Copy out the data below word for word, everything from its first line down to the line containing "64, 1280, 106]", with both of those lines included.

== Supplied records ==

** BEGIN **

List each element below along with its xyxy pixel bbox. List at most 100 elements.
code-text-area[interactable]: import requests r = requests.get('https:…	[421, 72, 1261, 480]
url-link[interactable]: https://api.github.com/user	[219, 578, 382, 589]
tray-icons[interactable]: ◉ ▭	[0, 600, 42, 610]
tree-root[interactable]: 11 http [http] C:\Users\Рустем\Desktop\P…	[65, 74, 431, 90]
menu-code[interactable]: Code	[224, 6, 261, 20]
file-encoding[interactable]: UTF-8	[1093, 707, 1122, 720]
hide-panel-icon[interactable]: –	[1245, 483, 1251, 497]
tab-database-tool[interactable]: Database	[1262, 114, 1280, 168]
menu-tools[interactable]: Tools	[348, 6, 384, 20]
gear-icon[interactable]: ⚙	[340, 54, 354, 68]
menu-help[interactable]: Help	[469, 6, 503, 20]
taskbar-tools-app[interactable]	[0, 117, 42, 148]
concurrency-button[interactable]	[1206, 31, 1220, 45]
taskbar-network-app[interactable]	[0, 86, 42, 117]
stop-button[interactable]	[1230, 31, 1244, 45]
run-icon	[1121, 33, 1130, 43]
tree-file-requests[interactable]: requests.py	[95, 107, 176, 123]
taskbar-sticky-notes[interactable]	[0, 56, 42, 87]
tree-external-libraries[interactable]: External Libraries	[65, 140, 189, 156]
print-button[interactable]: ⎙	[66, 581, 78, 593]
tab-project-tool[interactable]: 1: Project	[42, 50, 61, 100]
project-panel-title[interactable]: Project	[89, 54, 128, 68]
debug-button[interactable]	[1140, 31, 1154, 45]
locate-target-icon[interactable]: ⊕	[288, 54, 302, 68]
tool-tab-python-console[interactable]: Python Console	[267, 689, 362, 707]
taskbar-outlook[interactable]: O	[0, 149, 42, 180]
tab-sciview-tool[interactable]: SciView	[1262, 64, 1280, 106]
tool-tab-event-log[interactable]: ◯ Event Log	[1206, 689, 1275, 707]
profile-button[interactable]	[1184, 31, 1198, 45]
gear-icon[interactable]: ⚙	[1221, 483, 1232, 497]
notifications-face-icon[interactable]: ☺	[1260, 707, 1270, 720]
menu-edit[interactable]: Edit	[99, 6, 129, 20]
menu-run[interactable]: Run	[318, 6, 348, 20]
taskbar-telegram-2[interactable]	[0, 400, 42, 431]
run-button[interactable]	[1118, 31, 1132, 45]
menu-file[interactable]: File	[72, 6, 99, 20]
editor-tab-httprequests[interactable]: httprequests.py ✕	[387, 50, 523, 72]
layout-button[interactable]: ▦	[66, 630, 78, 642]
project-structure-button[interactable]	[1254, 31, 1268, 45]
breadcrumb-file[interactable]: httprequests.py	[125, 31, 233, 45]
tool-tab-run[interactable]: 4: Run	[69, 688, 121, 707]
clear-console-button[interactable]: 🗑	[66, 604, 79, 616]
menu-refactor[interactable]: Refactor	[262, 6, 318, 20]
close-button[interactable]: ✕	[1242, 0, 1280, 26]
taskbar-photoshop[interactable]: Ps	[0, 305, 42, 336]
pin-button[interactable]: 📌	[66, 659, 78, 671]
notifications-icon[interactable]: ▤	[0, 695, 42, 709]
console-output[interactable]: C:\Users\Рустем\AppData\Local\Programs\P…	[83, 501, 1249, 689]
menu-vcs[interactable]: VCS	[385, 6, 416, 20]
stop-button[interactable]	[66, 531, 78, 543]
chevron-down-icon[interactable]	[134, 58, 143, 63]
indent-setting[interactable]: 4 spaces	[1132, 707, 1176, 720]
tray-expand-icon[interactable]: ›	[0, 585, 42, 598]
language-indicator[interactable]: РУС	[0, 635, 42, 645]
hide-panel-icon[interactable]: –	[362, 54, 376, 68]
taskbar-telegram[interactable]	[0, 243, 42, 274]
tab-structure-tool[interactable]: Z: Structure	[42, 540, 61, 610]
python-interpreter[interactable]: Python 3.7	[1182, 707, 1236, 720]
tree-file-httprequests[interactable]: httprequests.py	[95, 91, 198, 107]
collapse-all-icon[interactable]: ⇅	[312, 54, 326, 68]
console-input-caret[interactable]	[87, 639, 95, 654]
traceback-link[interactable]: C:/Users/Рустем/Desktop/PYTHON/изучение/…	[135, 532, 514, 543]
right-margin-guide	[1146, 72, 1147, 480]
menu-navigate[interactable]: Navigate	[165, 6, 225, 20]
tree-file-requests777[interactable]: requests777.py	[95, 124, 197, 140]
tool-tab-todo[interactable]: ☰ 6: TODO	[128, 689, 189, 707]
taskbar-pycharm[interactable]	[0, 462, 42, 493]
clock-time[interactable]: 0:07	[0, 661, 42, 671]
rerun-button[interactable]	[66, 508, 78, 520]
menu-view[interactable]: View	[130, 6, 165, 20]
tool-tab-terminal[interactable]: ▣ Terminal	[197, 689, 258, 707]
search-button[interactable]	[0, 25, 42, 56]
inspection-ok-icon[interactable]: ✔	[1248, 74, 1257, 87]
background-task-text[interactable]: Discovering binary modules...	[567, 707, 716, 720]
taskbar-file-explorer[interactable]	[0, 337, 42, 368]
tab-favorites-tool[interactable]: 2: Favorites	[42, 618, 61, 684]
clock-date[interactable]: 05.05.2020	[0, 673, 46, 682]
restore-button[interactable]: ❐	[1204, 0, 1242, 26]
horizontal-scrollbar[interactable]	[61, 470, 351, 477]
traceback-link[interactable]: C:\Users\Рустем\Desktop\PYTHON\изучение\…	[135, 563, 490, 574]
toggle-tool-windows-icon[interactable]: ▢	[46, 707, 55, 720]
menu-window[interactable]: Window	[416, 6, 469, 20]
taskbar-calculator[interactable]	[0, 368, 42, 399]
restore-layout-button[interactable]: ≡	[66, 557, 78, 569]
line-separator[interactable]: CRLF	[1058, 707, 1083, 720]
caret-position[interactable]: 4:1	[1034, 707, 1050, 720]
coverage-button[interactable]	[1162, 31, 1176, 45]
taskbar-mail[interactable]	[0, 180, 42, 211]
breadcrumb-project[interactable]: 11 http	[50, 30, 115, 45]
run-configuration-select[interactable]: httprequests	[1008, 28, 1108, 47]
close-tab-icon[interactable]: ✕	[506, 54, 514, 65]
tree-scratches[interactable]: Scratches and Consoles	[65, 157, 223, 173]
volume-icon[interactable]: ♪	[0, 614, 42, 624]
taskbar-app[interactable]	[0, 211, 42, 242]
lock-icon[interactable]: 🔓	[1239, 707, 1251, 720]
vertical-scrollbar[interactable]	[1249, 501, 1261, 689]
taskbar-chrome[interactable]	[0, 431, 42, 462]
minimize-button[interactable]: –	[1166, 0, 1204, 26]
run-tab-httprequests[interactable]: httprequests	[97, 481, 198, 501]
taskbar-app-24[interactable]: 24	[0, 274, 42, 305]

** END **

== Task answer ==
List each element below along with its xyxy pixel bbox. List at most 100 elements.
code-text-area[interactable]: import requests r = requests.get('https:…	[421, 72, 1261, 480]
url-link[interactable]: https://api.github.com/user	[219, 578, 382, 589]
tray-icons[interactable]: ◉ ▭	[0, 600, 42, 610]
tree-root[interactable]: 11 http [http] C:\Users\Рустем\Desktop\P…	[65, 74, 431, 90]
menu-code[interactable]: Code	[224, 6, 261, 20]
file-encoding[interactable]: UTF-8	[1093, 707, 1122, 720]
hide-panel-icon[interactable]: –	[1245, 483, 1251, 497]
tab-database-tool[interactable]: Database	[1262, 114, 1280, 168]
menu-tools[interactable]: Tools	[348, 6, 384, 20]
gear-icon[interactable]: ⚙	[340, 54, 354, 68]
menu-help[interactable]: Help	[469, 6, 503, 20]
taskbar-tools-app[interactable]	[0, 117, 42, 148]
concurrency-button[interactable]	[1206, 31, 1220, 45]
taskbar-network-app[interactable]	[0, 86, 42, 117]
stop-button[interactable]	[1230, 31, 1244, 45]
run-icon	[1121, 33, 1130, 43]
tree-file-requests[interactable]: requests.py	[95, 107, 176, 123]
taskbar-sticky-notes[interactable]	[0, 56, 42, 87]
tree-external-libraries[interactable]: External Libraries	[65, 140, 189, 156]
print-button[interactable]: ⎙	[66, 581, 78, 593]
tab-project-tool[interactable]: 1: Project	[42, 50, 61, 100]
project-panel-title[interactable]: Project	[89, 54, 128, 68]
debug-button[interactable]	[1140, 31, 1154, 45]
locate-target-icon[interactable]: ⊕	[288, 54, 302, 68]
tool-tab-python-console[interactable]: Python Console	[267, 689, 362, 707]
taskbar-outlook[interactable]: O	[0, 149, 42, 180]
tab-sciview-tool[interactable]: SciView	[1262, 64, 1280, 106]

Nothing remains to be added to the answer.